Reproduce every entry exactly.
****************************************
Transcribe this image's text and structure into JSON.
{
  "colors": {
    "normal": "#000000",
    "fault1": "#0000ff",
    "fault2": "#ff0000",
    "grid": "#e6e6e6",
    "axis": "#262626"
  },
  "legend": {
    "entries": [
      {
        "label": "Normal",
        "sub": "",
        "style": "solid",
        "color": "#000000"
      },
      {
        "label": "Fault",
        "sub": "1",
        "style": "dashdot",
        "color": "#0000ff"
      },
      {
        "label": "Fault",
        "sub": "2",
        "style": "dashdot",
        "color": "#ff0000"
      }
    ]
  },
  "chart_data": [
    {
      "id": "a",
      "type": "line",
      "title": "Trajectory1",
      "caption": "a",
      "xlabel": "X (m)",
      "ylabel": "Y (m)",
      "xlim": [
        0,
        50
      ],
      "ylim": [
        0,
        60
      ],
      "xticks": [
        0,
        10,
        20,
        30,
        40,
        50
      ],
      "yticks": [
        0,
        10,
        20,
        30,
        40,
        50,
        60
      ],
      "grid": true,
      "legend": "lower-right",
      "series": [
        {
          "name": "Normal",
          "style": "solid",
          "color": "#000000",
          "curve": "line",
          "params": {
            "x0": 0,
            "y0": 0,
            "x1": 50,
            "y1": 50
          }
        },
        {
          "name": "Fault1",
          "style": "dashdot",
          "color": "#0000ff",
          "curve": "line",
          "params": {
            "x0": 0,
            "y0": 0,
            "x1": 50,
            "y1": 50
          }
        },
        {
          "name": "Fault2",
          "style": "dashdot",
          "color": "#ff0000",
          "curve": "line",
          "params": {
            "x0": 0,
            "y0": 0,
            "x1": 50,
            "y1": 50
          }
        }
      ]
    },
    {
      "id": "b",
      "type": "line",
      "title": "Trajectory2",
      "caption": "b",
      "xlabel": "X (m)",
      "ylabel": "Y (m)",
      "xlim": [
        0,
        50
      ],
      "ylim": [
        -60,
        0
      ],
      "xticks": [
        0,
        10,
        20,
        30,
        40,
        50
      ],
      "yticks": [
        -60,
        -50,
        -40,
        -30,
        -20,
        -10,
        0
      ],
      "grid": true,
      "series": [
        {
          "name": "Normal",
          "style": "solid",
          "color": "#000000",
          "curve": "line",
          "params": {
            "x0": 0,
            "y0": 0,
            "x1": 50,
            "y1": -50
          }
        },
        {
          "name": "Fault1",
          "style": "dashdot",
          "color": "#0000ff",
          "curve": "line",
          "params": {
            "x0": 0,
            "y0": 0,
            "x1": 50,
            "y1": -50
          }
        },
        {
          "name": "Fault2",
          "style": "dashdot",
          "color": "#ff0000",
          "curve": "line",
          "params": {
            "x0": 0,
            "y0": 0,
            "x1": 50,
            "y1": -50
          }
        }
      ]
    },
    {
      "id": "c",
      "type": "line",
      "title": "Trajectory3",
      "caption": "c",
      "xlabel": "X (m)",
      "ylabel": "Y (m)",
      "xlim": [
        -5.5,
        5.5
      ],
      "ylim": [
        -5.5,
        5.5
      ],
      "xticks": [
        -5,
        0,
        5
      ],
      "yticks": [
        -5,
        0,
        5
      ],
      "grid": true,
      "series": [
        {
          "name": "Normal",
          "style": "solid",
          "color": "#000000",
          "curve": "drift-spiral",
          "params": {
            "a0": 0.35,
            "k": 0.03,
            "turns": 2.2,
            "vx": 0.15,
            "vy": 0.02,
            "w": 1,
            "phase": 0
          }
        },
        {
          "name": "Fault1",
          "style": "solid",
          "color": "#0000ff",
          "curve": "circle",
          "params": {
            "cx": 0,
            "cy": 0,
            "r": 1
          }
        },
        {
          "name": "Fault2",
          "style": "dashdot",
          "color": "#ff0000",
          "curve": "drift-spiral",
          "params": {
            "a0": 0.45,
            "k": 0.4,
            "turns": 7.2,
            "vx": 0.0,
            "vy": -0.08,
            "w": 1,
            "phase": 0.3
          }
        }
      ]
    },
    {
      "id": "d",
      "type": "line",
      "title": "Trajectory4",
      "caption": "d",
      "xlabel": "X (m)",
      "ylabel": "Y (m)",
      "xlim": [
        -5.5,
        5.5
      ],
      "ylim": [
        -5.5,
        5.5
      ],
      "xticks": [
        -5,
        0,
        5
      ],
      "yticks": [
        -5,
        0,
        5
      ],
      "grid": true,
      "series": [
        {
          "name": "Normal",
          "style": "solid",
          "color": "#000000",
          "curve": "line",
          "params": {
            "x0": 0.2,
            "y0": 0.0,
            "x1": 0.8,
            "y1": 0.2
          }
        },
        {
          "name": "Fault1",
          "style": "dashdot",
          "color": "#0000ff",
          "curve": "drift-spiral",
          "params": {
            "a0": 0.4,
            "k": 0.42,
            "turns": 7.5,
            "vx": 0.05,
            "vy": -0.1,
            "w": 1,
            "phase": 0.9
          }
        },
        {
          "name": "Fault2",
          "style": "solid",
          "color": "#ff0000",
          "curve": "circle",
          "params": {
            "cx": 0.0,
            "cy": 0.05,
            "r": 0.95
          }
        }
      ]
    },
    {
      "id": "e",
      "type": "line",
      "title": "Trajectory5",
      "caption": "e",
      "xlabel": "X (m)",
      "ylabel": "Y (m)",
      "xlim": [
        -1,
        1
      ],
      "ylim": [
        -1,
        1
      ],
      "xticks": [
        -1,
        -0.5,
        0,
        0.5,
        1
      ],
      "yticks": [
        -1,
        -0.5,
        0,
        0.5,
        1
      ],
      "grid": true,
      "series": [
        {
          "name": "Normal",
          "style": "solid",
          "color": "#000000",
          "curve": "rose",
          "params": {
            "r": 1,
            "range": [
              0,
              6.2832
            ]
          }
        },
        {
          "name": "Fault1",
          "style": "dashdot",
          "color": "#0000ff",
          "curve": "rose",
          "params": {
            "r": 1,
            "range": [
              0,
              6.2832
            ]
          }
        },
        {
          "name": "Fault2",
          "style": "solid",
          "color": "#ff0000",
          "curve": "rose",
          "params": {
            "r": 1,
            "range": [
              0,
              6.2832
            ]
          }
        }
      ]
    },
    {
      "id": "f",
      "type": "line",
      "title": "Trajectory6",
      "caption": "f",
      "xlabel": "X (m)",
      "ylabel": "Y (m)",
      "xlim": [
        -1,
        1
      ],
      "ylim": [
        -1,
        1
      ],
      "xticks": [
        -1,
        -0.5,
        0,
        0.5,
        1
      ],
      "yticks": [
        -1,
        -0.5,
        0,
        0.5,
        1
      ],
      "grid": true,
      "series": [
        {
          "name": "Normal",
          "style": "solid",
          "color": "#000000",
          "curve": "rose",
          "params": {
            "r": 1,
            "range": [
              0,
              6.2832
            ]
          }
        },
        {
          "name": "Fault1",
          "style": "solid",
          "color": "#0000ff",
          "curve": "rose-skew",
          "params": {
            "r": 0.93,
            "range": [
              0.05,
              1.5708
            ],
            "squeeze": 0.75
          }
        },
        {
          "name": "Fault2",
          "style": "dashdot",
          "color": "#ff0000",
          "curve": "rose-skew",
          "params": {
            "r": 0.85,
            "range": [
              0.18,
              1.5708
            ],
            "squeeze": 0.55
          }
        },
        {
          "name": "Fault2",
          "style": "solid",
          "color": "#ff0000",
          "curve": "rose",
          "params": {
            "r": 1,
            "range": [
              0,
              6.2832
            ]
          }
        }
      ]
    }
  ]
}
****************************************
FINISHED TASK:
Transcribe this image's text and structure into JSON.
{
  "colors": {
    "normal": "#000000",
    "fault1": "#0000ff",
    "fault2": "#ff0000",
    "grid": "#e6e6e6",
    "axis": "#262626"
  },
  "legend": {
    "entries": [
      {
        "label": "Normal",
        "sub": "",
        "style": "solid",
        "color": "#000000"
      },
      {
        "label": "Fault",
        "sub": "1",
        "style": "dashdot",
        "color": "#0000ff"
      },
      {
        "label": "Fault",
        "sub": "2",
        "style": "dashdot",
        "color": "#ff0000"
      }
    ]
  },
  "chart_data": [
    {
      "id": "a",
      "type": "line",
      "title": "Trajectory1",
      "caption": "a",
      "xlabel": "X (m)",
      "ylabel": "Y (m)",
      "xlim": [
        0,
        50
      ],
      "ylim": [
        0,
        60
      ],
      "xticks": [
        0,
        10,
        20,
        30,
        40,
        50
      ],
      "yticks": [
        0,
        10,
        20,
        30,
        40,
        50,
        60
      ],
      "grid": true,
      "legend": "lower-right",
      "series": [
        {
          "name": "Normal",
          "style": "solid",
          "color": "#000000",
          "curve": "line",
          "params": {
            "x0": 0,
            "y0": 0,
            "x1": 50,
            "y1": 50
          }
        },
        {
          "name": "Fault1",
          "style": "dashdot",
          "color": "#0000ff",
          "curve": "line",
          "params": {
            "x0": 0,
            "y0": 0,
            "x1": 50,
            "y1": 50
          }
        },
        {
          "name": "Fault2",
          "style": "dashdot",
          "color": "#ff0000",
          "curve": "line",
          "params": {
            "x0": 0,
            "y0": 0,
            "x1": 50,
            "y1": 50
          }
        }
      ]
    },
    {
      "id": "b",
      "type": "line",
      "title": "Trajectory2",
      "caption": "b",
      "xlabel": "X (m)",
      "ylabel": "Y (m)",
      "xlim": [
        0,
        50
      ],
      "ylim": [
        -60,
        0
      ],
      "xticks": [
        0,
        10,
        20,
        30,
        40,
        50
      ],
      "yticks": [
        -60,
        -50,
        -40,
        -30,
        -20,
        -10,
        0
      ],
      "grid": true,
      "series": [
        {
          "name": "Normal",
          "style": "solid",
          "color": "#000000",
          "curve": "line",
          "params": {
            "x0": 0,
            "y0": 0,
            "x1": 50,
            "y1": -50
          }
        },
        {
          "name": "Fault1",
          "style": "dashdot",
          "color": "#0000ff",
          "curve": "line",
          "params": {
            "x0": 0,
            "y0": 0,
            "x1": 50,
            "y1": -50
          }
        },
        {
          "name": "Fault2",
          "style": "dashdot",
          "color": "#ff0000",
          "curve": "line",
          "params": {
            "x0": 0,
            "y0": 0,
            "x1": 50,
            "y1": -50
          }
        }
      ]
    },
    {
      "id": "c",
      "type": "line",
      "title": "Trajectory3",
      "caption": "c",
      "xlabel": "X (m)",
      "ylabel": "Y (m)",
      "xlim": [
        -5.5,
        5.5
      ],
      "ylim": [
        -5.5,
        5.5
      ],
      "xticks": [
        -5,
        0,
        5
      ],
      "yticks": [
        -5,
        0,
        5
      ],
      "grid": true,
      "series": [
        {
          "name": "Normal",
          "style": "solid",
          "color": "#000000",
          "curve": "drift-spiral",
          "params": {
            "a0": 0.35,
            "k": 0.03,
            "turns": 2.2,
            "vx": 0.15,
            "vy": 0.02,
            "w": 1,
            "phase": 0
          }
        },
        {
          "name": "Fault1",
          "style": "solid",
          "color": "#0000ff",
          "curve": "circle",
          "params": {
            "cx": 0,
            "cy": 0,
            "r": 1
          }
        },
        {
          "name": "Fault2",
          "style": "dashdot",
          "color": "#ff0000",
          "curve": "drift-spiral",
          "params": {
            "a0": 0.45,
            "k": 0.4,
            "turns": 7.2,
            "vx": 0.0,
            "vy": -0.08,
            "w": 1,
            "phase": 0.3
          }
        }
      ]
    },
    {
      "id": "d",
      "type": "line",
      "title": "Trajectory4",
      "caption": "d",
      "xlabel": "X (m)",
      "ylabel": "Y (m)",
      "xlim": [
        -5.5,
        5.5
      ],
      "ylim": [
        -5.5,
        5.5
      ],
      "xticks": [
        -5,
        0,
        5
      ],
      "yticks": [
        -5,
        0,
        5
      ],
      "grid": true,
      "series": [
        {
          "name": "Normal",
          "style": "solid",
          "color": "#000000",
          "curve": "line",
          "params": {
            "x0": 0.2,
            "y0": 0.0,
            "x1": 0.8,
            "y1": 0.2
          }
        },
        {
          "name": "Fault1",
          "style": "dashdot",
          "color": "#0000ff",
          "curve": "drift-spiral",
          "params": {
            "a0": 0.4,
            "k": 0.42,
            "turns": 7.5,
            "vx": 0.05,
            "vy": -0.1,
            "w": 1,
            "phase": 0.9
          }
        },
        {
          "name": "Fault2",
          "style": "solid",
          "color": "#ff0000",
          "curve": "circle",
          "params": {
            "cx": 0.0,
            "cy": 0.05,
            "r": 0.95
          }
        }
      ]
    },
    {
      "id": "e",
      "type": "line",
      "title": "Trajectory5",
      "caption": "e",
      "xlabel": "X (m)",
      "ylabel": "Y (m)",
      "xlim": [
        -1,
        1
      ],
      "ylim": [
        -1,
        1
      ],
      "xticks": [
        -1,
        -0.5,
        0,
        0.5,
        1
      ],
      "yticks": [
        -1,
        -0.5,
        0,
        0.5,
        1
      ],
      "grid": true,
      "series": [
        {
          "name": "Normal",
          "style": "solid",
          "color": "#000000",
          "curve": "rose",
          "params": {
            "r": 1,
            "range": [
              0,
              6.2832
            ]
          }
        },
        {
          "name": "Fault1",
          "style": "dashdot",
          "color": "#0000ff",
          "curve": "rose",
          "params": {
            "r": 1,
            "range": [
              0,
              6.2832
            ]
          }
        },
        {
          "name": "Fault2",
          "style": "solid",
          "color": "#ff0000",
          "curve": "rose",
          "params": {
            "r": 1,
            "range": [
              0,
              6.2832
            ]
          }
        }
      ]
    },
    {
      "id": "f",
      "type": "line",
      "title": "Trajectory6",
      "caption": "f",
      "xlabel": "X (m)",
      "ylabel": "Y (m)",
      "xlim": [
        -1,
        1
      ],
      "ylim": [
        -1,
        1
      ],
      "xticks": [
        -1,
        -0.5,
        0,
        0.5,
        1
      ],
      "yticks": [
        -1,
        -0.5,
        0,
        0.5,
        1
      ],
      "grid": true,
      "series": [
        {
          "name": "Normal",
          "style": "solid",
          "color": "#000000",
          "curve": "rose",
          "params": {
            "r": 1,
            "range": [
              0,
              6.2832
            ]
          }
        },
        {
          "name": "Fault1",
          "style": "solid",
          "color": "#0000ff",
          "curve": "rose-skew",
          "params": {
            "r": 0.93,
            "range": [
              0.05,
              1.5708
            ],
            "squeeze": 0.75
          }
        },
        {
          "name": "Fault2",
          "style": "dashdot",
          "color": "#ff0000",
          "curve": "rose-skew",
          "params": {
            "r": 0.85,
            "range": [
              0.18,
              1.5708
            ],
            "squeeze": 0.55
          }
        },
        {
          "name": "Fault2",
          "style": "solid",
          "color": "#ff0000",
          "curve": "rose",
          "params": {
            "r": 1,
            "range": [
              0,
              6.2832
            ]
          }
        }
      ]
    }
  ]
}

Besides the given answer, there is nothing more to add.